- Task to carry out: Search the listing below for "marker". Copy each matching line.

=====

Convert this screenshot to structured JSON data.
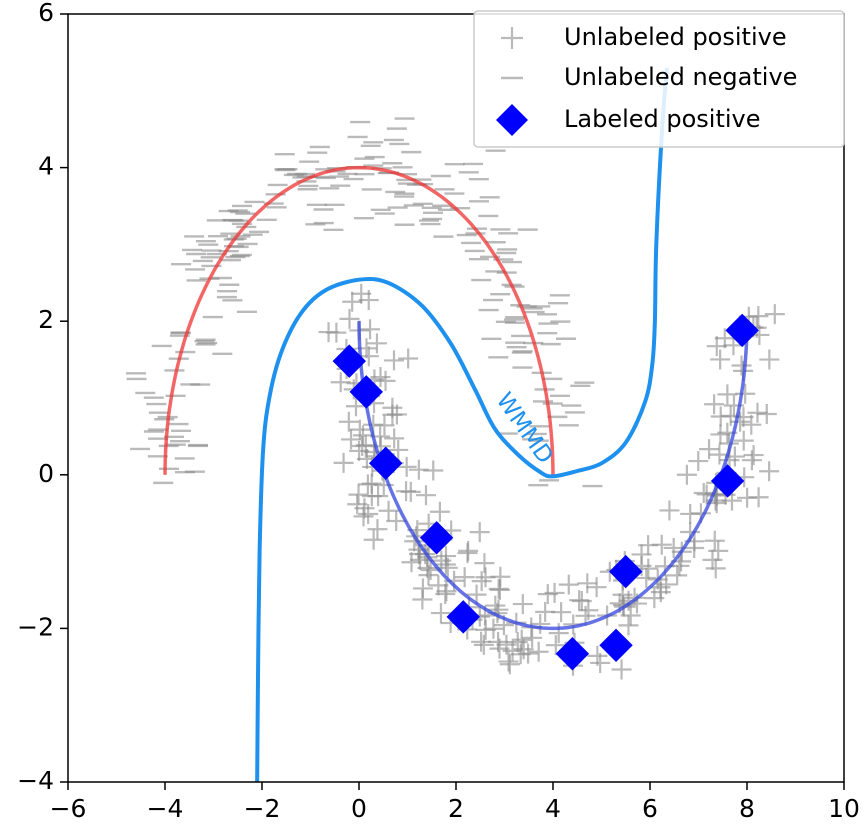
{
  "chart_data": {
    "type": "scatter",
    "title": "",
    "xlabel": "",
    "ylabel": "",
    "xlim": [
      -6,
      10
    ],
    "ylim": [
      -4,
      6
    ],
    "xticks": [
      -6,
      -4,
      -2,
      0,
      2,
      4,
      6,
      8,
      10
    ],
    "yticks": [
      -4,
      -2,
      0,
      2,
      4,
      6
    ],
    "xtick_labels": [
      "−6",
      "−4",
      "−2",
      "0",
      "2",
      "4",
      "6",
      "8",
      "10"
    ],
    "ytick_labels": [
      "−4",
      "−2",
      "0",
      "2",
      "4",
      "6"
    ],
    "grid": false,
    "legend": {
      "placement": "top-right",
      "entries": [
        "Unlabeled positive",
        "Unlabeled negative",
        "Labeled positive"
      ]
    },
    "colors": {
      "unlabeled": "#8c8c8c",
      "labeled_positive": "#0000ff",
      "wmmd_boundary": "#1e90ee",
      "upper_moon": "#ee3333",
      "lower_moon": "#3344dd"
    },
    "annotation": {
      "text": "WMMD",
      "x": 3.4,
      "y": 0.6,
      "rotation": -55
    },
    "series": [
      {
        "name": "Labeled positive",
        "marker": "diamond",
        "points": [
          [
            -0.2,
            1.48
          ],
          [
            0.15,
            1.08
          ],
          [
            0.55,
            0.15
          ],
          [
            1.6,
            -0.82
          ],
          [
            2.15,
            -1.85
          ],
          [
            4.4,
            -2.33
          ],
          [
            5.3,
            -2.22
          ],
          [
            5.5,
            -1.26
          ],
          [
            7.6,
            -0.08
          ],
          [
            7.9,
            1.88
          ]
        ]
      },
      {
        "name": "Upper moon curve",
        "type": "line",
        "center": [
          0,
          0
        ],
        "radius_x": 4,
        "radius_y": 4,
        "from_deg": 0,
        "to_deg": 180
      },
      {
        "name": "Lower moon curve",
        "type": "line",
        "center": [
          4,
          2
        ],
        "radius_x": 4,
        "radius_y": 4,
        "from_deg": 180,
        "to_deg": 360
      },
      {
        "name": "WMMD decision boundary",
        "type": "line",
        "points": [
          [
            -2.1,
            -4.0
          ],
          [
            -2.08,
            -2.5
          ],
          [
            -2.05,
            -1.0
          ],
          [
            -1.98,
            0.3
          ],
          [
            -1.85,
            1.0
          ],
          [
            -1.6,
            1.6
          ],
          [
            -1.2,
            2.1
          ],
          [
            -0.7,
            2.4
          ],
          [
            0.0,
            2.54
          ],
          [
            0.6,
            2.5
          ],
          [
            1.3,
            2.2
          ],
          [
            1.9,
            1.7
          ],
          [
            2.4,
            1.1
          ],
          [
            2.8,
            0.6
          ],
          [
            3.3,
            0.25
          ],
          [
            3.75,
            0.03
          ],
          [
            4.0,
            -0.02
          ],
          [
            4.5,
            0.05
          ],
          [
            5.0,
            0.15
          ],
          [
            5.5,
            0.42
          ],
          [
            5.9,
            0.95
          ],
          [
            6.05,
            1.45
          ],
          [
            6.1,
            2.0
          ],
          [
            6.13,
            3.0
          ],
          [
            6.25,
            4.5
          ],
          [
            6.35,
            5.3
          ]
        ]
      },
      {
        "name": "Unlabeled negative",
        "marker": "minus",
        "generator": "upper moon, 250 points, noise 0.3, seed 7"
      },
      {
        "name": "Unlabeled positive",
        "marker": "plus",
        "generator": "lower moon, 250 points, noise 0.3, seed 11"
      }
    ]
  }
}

=====

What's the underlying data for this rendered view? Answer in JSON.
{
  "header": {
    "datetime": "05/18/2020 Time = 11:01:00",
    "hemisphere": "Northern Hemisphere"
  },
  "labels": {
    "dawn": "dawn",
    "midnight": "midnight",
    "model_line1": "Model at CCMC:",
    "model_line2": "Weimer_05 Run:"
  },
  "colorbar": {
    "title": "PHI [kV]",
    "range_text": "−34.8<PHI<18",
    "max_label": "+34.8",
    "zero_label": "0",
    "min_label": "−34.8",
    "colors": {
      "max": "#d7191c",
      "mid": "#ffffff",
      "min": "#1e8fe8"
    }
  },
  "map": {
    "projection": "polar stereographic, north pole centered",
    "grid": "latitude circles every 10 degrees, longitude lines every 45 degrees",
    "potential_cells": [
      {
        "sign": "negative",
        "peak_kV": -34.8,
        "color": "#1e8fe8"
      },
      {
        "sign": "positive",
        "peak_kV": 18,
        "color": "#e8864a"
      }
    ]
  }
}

=====

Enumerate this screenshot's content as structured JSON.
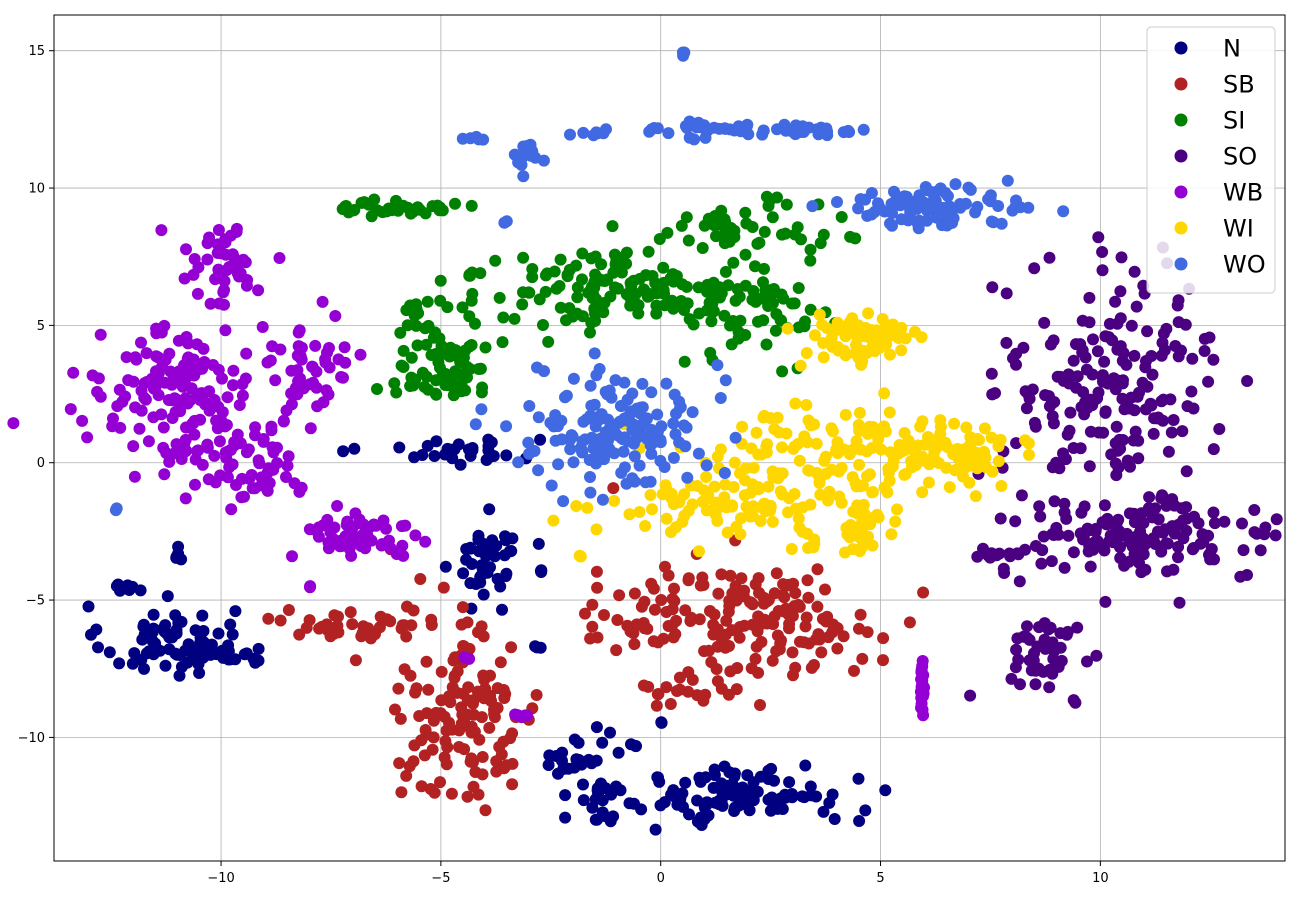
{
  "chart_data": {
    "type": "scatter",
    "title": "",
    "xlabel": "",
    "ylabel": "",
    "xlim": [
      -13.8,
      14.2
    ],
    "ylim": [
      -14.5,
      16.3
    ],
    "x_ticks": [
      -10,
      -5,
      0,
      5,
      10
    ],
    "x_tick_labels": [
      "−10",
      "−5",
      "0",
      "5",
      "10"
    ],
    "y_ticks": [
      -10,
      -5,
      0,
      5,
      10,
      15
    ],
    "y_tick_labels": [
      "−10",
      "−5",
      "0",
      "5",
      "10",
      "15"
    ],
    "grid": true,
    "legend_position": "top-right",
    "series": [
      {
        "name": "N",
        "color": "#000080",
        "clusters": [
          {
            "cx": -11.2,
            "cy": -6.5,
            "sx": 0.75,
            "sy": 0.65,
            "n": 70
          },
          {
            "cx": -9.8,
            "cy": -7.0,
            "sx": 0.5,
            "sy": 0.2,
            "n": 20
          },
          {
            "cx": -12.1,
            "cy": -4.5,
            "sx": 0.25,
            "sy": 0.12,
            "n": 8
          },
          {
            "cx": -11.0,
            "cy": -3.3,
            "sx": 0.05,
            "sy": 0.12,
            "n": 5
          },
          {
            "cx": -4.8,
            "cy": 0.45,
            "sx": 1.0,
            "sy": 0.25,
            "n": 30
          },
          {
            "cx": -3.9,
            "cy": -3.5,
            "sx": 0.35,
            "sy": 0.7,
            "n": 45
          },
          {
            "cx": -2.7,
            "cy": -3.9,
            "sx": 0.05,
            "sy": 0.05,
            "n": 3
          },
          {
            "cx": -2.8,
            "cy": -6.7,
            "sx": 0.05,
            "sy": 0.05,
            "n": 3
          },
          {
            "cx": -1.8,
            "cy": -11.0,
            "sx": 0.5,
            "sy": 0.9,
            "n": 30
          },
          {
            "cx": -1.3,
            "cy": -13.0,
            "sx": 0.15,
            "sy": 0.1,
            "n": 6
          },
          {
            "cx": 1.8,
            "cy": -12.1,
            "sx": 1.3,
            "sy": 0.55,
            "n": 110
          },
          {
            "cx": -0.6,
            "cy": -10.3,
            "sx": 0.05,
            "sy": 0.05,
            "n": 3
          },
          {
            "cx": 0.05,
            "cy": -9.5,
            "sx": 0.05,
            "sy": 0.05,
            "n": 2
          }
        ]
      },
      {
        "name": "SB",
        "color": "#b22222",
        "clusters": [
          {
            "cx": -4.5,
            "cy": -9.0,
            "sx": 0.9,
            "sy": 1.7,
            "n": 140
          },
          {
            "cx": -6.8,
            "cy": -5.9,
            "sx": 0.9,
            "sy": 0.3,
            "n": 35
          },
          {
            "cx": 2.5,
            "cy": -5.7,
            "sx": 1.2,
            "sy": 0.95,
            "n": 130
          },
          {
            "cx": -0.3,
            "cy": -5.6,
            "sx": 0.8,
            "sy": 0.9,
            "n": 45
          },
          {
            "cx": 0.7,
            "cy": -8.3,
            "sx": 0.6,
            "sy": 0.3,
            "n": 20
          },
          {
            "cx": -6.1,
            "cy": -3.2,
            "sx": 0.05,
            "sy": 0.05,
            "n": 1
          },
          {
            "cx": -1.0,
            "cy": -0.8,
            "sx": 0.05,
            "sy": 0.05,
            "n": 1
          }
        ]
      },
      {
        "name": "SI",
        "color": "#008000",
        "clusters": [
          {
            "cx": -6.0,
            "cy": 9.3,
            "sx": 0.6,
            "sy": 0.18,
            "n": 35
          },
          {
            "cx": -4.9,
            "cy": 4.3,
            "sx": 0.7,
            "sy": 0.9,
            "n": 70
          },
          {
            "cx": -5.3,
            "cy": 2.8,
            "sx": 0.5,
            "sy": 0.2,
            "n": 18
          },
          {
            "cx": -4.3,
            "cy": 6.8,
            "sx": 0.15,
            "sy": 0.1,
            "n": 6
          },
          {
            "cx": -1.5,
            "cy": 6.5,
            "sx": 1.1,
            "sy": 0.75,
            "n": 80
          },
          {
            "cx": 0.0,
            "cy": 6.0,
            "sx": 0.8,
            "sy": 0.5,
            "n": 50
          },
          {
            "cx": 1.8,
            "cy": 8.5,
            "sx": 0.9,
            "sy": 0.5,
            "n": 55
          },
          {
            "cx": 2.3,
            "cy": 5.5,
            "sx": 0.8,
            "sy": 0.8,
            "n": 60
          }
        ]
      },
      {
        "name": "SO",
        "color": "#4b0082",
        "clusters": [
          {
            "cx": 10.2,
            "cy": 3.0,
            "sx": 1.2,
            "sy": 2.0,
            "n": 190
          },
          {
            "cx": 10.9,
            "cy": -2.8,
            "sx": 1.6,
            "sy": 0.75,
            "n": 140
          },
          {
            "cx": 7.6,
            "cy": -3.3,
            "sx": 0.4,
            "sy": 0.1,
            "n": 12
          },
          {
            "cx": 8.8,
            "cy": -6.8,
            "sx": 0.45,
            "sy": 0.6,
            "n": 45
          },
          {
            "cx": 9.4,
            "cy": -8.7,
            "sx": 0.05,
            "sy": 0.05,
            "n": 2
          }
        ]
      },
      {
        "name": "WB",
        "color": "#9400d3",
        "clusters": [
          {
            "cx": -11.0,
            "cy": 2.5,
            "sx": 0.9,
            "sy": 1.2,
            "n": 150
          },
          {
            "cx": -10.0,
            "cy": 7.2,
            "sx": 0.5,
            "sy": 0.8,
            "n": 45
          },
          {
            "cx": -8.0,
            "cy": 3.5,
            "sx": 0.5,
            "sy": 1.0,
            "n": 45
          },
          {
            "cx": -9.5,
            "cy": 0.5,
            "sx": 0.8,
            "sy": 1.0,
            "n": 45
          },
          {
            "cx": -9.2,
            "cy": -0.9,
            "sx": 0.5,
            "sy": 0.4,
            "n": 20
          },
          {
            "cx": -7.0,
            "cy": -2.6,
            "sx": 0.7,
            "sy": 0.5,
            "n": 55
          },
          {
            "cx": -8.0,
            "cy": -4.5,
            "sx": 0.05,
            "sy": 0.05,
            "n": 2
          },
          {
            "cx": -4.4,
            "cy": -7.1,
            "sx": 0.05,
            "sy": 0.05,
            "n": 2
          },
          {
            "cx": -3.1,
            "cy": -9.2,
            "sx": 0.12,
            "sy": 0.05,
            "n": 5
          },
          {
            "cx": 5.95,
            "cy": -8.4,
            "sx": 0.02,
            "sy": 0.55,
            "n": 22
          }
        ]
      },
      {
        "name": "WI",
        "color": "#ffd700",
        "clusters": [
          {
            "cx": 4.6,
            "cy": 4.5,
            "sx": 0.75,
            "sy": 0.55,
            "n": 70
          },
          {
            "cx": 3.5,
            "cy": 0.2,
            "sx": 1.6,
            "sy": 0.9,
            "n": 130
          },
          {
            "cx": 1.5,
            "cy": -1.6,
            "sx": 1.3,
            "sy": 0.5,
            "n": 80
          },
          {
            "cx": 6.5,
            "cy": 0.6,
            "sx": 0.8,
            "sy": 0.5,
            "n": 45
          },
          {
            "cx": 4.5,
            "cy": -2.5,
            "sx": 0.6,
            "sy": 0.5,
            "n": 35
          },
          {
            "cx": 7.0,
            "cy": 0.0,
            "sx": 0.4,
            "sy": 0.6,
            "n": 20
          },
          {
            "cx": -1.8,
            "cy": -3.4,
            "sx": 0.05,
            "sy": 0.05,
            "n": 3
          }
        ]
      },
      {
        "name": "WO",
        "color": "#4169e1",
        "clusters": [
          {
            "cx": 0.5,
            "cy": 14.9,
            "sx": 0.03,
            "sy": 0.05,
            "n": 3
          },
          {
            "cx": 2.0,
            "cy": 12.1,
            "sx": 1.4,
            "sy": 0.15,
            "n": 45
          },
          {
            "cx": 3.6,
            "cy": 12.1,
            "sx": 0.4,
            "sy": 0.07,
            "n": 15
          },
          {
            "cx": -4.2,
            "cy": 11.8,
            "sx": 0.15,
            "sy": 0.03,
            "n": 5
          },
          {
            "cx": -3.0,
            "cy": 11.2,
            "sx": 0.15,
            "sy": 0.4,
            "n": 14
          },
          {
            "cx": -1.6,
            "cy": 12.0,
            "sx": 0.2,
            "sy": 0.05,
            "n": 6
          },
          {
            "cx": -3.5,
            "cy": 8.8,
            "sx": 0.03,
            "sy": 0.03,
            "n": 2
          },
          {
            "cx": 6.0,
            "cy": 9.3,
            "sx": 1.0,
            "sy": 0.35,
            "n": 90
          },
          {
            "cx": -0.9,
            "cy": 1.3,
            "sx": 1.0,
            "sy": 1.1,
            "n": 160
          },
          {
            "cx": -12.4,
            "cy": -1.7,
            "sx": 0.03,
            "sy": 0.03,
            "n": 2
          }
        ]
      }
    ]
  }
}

=====

- Answer to the exercise:
        "marker": "diamond",
        "marker": "minus",
        "marker": "plus",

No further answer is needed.